Data excerpts:

>>

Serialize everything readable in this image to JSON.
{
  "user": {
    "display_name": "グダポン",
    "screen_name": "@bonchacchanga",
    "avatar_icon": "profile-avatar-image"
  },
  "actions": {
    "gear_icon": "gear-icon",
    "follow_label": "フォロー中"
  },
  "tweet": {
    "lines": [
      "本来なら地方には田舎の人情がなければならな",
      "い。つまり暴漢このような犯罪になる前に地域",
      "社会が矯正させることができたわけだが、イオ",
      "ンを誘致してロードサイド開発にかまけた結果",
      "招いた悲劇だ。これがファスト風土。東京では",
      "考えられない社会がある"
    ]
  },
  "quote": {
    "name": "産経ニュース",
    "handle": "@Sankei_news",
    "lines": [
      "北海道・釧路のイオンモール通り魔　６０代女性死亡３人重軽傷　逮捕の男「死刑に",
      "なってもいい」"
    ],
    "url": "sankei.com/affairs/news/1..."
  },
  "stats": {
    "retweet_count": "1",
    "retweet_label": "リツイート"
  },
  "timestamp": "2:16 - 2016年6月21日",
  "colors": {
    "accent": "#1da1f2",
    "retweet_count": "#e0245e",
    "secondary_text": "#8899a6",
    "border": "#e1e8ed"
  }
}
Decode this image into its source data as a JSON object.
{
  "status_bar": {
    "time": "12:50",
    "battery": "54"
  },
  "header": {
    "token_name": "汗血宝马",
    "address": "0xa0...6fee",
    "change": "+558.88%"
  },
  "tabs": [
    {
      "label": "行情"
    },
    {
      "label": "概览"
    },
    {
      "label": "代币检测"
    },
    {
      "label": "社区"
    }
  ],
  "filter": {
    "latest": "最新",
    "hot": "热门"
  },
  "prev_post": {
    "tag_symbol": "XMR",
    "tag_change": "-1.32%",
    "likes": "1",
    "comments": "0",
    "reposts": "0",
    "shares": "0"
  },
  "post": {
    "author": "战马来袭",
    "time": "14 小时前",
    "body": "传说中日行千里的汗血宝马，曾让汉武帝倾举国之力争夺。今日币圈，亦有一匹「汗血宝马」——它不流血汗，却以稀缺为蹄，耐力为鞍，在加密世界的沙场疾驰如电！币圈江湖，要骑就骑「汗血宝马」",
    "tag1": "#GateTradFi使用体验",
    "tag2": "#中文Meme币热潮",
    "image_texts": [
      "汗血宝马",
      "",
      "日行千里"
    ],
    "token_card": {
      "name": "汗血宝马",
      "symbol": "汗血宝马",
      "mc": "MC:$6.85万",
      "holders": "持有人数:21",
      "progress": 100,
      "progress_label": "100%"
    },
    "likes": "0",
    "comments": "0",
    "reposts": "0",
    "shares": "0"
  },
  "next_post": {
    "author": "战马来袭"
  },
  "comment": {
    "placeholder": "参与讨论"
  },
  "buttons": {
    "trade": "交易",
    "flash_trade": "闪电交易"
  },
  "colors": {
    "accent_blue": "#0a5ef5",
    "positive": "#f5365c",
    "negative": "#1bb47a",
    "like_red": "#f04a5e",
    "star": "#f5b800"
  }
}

<<

= Request =
Write out all records exactly, keeping every detail.

= Task result =
Serialize everything readable in this image to JSON.
{
  "user": {
    "display_name": "グダポン",
    "screen_name": "@bonchacchanga",
    "avatar_icon": "profile-avatar-image"
  },
  "actions": {
    "gear_icon": "gear-icon",
    "follow_label": "フォロー中"
  },
  "tweet": {
    "lines": [
      "本来なら地方には田舎の人情がなければならな",
      "い。つまり暴漢このような犯罪になる前に地域",
      "社会が矯正させることができたわけだが、イオ",
      "ンを誘致してロードサイド開発にかまけた結果",
      "招いた悲劇だ。これがファスト風土。東京では",
      "考えられない社会がある"
    ]
  },
  "quote": {
    "name": "産経ニュース",
    "handle": "@Sankei_news",
    "lines": [
      "北海道・釧路のイオンモール通り魔　６０代女性死亡３人重軽傷　逮捕の男「死刑に",
      "なってもいい」"
    ],
    "url": "sankei.com/affairs/news/1..."
  },
  "stats": {
    "retweet_count": "1",
    "retweet_label": "リツイート"
  },
  "timestamp": "2:16 - 2016年6月21日",
  "colors": {
    "accent": "#1da1f2",
    "retweet_count": "#e0245e",
    "secondary_text": "#8899a6",
    "border": "#e1e8ed"
  }
}
Decode this image into its source data as a JSON object.
{
  "status_bar": {
    "time": "12:50",
    "battery": "54"
  },
  "header": {
    "token_name": "汗血宝马",
    "address": "0xa0...6fee",
    "change": "+558.88%"
  },
  "tabs": [
    {
      "label": "行情"
    },
    {
      "label": "概览"
    },
    {
      "label": "代币检测"
    },
    {
      "label": "社区"
    }
  ],
  "filter": {
    "latest": "最新",
    "hot": "热门"
  },
  "prev_post": {
    "tag_symbol": "XMR",
    "tag_change": "-1.32%",
    "likes": "1",
    "comments": "0",
    "reposts": "0",
    "shares": "0"
  },
  "post": {
    "author": "战马来袭",
    "time": "14 小时前",
    "body": "传说中日行千里的汗血宝马，曾让汉武帝倾举国之力争夺。今日币圈，亦有一匹「汗血宝马」——它不流血汗，却以稀缺为蹄，耐力为鞍，在加密世界的沙场疾驰如电！币圈江湖，要骑就骑「汗血宝马」",
    "tag1": "#GateTradFi使用体验",
    "tag2": "#中文Meme币热潮",
    "image_texts": [
      "汗血宝马",
      "",
      "日行千里"
    ],
    "token_card": {
      "name": "汗血宝马",
      "symbol": "汗血宝马",
      "mc": "MC:$6.85万",
      "holders": "持有人数:21",
      "progress": 100,
      "progress_label": "100%"
    },
    "likes": "0",
    "comments": "0",
    "reposts": "0",
    "shares": "0"
  },
  "next_post": {
    "author": "战马来袭"
  },
  "comment": {
    "placeholder": "参与讨论"
  },
  "buttons": {
    "trade": "交易",
    "flash_trade": "闪电交易"
  },
  "colors": {
    "accent_blue": "#0a5ef5",
    "positive": "#f5365c",
    "negative": "#1bb47a",
    "like_red": "#f04a5e",
    "star": "#f5b800"
  }
}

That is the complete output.